Task brief: Your task is to reproduce the material exactly.

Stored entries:
——————————
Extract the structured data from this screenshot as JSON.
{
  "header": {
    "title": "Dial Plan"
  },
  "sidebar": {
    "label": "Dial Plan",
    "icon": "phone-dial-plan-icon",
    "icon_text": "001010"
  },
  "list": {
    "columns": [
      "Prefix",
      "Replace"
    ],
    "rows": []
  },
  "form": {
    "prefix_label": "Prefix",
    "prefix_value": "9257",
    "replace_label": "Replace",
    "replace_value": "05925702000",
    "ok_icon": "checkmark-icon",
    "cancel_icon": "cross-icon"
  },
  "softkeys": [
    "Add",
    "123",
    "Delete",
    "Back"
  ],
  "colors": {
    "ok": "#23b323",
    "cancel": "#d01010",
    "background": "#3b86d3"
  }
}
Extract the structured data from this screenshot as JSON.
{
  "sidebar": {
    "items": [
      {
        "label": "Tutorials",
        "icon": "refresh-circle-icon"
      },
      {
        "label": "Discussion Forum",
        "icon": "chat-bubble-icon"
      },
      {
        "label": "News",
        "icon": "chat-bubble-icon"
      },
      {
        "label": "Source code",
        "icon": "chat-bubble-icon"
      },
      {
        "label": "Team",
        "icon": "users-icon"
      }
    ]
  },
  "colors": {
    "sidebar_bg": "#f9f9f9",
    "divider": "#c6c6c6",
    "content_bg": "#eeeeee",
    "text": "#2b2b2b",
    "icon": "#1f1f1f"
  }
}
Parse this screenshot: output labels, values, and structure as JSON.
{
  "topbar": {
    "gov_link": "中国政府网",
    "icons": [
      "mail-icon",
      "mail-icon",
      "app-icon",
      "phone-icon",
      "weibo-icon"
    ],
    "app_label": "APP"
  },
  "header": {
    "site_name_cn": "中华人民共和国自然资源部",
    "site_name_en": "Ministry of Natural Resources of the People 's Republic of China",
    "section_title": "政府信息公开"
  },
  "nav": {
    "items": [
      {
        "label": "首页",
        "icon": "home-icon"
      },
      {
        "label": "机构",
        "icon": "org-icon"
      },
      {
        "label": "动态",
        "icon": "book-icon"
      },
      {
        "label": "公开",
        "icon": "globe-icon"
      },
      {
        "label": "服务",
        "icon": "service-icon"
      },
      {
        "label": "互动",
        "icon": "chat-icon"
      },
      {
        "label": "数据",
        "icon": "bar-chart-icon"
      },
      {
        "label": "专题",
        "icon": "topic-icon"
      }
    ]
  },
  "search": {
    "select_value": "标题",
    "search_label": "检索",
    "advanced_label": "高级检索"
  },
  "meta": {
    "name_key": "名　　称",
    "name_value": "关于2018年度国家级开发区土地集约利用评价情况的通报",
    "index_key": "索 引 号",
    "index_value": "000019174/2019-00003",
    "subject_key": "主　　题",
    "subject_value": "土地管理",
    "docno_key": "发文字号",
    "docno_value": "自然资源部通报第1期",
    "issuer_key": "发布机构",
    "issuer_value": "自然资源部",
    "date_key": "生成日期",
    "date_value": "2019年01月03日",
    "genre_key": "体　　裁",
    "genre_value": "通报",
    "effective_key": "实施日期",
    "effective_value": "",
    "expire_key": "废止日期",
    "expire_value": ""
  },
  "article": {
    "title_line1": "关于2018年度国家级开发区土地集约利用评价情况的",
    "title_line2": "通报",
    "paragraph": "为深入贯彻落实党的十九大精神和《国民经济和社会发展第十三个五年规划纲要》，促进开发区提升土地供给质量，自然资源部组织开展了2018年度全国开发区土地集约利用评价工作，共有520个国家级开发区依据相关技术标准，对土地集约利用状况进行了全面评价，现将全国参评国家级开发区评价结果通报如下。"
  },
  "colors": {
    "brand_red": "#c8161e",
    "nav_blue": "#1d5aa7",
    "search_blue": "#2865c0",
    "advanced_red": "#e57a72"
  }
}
——————————
Finished answer:
Extract the structured data from this screenshot as JSON.
{
  "header": {
    "title": "Dial Plan"
  },
  "sidebar": {
    "label": "Dial Plan",
    "icon": "phone-dial-plan-icon",
    "icon_text": "001010"
  },
  "list": {
    "columns": [
      "Prefix",
      "Replace"
    ],
    "rows": []
  },
  "form": {
    "prefix_label": "Prefix",
    "prefix_value": "9257",
    "replace_label": "Replace",
    "replace_value": "05925702000",
    "ok_icon": "checkmark-icon",
    "cancel_icon": "cross-icon"
  },
  "softkeys": [
    "Add",
    "123",
    "Delete",
    "Back"
  ],
  "colors": {
    "ok": "#23b323",
    "cancel": "#d01010",
    "background": "#3b86d3"
  }
}
Extract the structured data from this screenshot as JSON.
{
  "sidebar": {
    "items": [
      {
        "label": "Tutorials",
        "icon": "refresh-circle-icon"
      },
      {
        "label": "Discussion Forum",
        "icon": "chat-bubble-icon"
      },
      {
        "label": "News",
        "icon": "chat-bubble-icon"
      },
      {
        "label": "Source code",
        "icon": "chat-bubble-icon"
      },
      {
        "label": "Team",
        "icon": "users-icon"
      }
    ]
  },
  "colors": {
    "sidebar_bg": "#f9f9f9",
    "divider": "#c6c6c6",
    "content_bg": "#eeeeee",
    "text": "#2b2b2b",
    "icon": "#1f1f1f"
  }
}
Parse this screenshot: output labels, values, and structure as JSON.
{
  "topbar": {
    "gov_link": "中国政府网",
    "icons": [
      "mail-icon",
      "mail-icon",
      "app-icon",
      "phone-icon",
      "weibo-icon"
    ],
    "app_label": "APP"
  },
  "header": {
    "site_name_cn": "中华人民共和国自然资源部",
    "site_name_en": "Ministry of Natural Resources of the People 's Republic of China",
    "section_title": "政府信息公开"
  },
  "nav": {
    "items": [
      {
        "label": "首页",
        "icon": "home-icon"
      },
      {
        "label": "机构",
        "icon": "org-icon"
      },
      {
        "label": "动态",
        "icon": "book-icon"
      },
      {
        "label": "公开",
        "icon": "globe-icon"
      },
      {
        "label": "服务",
        "icon": "service-icon"
      },
      {
        "label": "互动",
        "icon": "chat-icon"
      },
      {
        "label": "数据",
        "icon": "bar-chart-icon"
      },
      {
        "label": "专题",
        "icon": "topic-icon"
      }
    ]
  },
  "search": {
    "select_value": "标题",
    "search_label": "检索",
    "advanced_label": "高级检索"
  },
  "meta": {
    "name_key": "名　　称",
    "name_value": "关于2018年度国家级开发区土地集约利用评价情况的通报",
    "index_key": "索 引 号",
    "index_value": "000019174/2019-00003",
    "subject_key": "主　　题",
    "subject_value": "土地管理",
    "docno_key": "发文字号",
    "docno_value": "自然资源部通报第1期",
    "issuer_key": "发布机构",
    "issuer_value": "自然资源部",
    "date_key": "生成日期",
    "date_value": "2019年01月03日",
    "genre_key": "体　　裁",
    "genre_value": "通报",
    "effective_key": "实施日期",
    "effective_value": "",
    "expire_key": "废止日期",
    "expire_value": ""
  },
  "article": {
    "title_line1": "关于2018年度国家级开发区土地集约利用评价情况的",
    "title_line2": "通报",
    "paragraph": "为深入贯彻落实党的十九大精神和《国民经济和社会发展第十三个五年规划纲要》，促进开发区提升土地供给质量，自然资源部组织开展了2018年度全国开发区土地集约利用评价工作，共有520个国家级开发区依据相关技术标准，对土地集约利用状况进行了全面评价，现将全国参评国家级开发区评价结果通报如下。"
  },
  "colors": {
    "brand_red": "#c8161e",
    "nav_blue": "#1d5aa7",
    "search_blue": "#2865c0",
    "advanced_red": "#e57a72"
  }
}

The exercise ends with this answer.